- _Goal_
Copy out all the records, word for word.

=-=-=

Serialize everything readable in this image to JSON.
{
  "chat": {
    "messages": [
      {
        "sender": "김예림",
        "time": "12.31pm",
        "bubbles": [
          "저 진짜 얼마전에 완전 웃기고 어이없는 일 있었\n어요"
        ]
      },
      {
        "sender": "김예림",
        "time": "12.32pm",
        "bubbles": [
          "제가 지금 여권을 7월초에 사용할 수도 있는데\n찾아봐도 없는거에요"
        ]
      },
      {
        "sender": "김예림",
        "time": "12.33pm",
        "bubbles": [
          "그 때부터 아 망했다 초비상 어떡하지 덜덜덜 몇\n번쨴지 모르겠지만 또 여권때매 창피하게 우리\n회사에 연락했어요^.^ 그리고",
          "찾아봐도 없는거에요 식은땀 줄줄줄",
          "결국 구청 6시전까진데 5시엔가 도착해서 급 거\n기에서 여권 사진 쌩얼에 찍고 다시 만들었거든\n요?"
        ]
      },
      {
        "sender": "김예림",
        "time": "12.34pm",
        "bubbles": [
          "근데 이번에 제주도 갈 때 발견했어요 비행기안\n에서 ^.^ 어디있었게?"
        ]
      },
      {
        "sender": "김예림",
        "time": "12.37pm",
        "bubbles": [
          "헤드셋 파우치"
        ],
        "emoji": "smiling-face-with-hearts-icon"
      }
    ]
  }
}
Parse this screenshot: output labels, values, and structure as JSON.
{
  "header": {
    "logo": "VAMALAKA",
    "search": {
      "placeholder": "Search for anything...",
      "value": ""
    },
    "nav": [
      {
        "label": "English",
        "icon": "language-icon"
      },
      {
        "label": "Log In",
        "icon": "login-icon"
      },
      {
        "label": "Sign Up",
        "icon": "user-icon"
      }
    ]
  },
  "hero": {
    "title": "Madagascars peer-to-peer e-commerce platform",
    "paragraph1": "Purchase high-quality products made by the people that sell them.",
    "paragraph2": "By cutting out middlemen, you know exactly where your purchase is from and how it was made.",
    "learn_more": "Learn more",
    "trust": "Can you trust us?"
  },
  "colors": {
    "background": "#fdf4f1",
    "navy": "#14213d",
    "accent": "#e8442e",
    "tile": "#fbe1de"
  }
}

=-=-=

- _Output for this exercise_
Serialize everything readable in this image to JSON.
{
  "chat": {
    "messages": [
      {
        "sender": "김예림",
        "time": "12.31pm",
        "bubbles": [
          "저 진짜 얼마전에 완전 웃기고 어이없는 일 있었\n어요"
        ]
      },
      {
        "sender": "김예림",
        "time": "12.32pm",
        "bubbles": [
          "제가 지금 여권을 7월초에 사용할 수도 있는데\n찾아봐도 없는거에요"
        ]
      },
      {
        "sender": "김예림",
        "time": "12.33pm",
        "bubbles": [
          "그 때부터 아 망했다 초비상 어떡하지 덜덜덜 몇\n번쨴지 모르겠지만 또 여권때매 창피하게 우리\n회사에 연락했어요^.^ 그리고",
          "찾아봐도 없는거에요 식은땀 줄줄줄",
          "결국 구청 6시전까진데 5시엔가 도착해서 급 거\n기에서 여권 사진 쌩얼에 찍고 다시 만들었거든\n요?"
        ]
      },
      {
        "sender": "김예림",
        "time": "12.34pm",
        "bubbles": [
          "근데 이번에 제주도 갈 때 발견했어요 비행기안\n에서 ^.^ 어디있었게?"
        ]
      },
      {
        "sender": "김예림",
        "time": "12.37pm",
        "bubbles": [
          "헤드셋 파우치"
        ],
        "emoji": "smiling-face-with-hearts-icon"
      }
    ]
  }
}
Parse this screenshot: output labels, values, and structure as JSON.
{
  "header": {
    "logo": "VAMALAKA",
    "search": {
      "placeholder": "Search for anything...",
      "value": ""
    },
    "nav": [
      {
        "label": "English",
        "icon": "language-icon"
      },
      {
        "label": "Log In",
        "icon": "login-icon"
      },
      {
        "label": "Sign Up",
        "icon": "user-icon"
      }
    ]
  },
  "hero": {
    "title": "Madagascars peer-to-peer e-commerce platform",
    "paragraph1": "Purchase high-quality products made by the people that sell them.",
    "paragraph2": "By cutting out middlemen, you know exactly where your purchase is from and how it was made.",
    "learn_more": "Learn more",
    "trust": "Can you trust us?"
  },
  "colors": {
    "background": "#fdf4f1",
    "navy": "#14213d",
    "accent": "#e8442e",
    "tile": "#fbe1de"
  }
}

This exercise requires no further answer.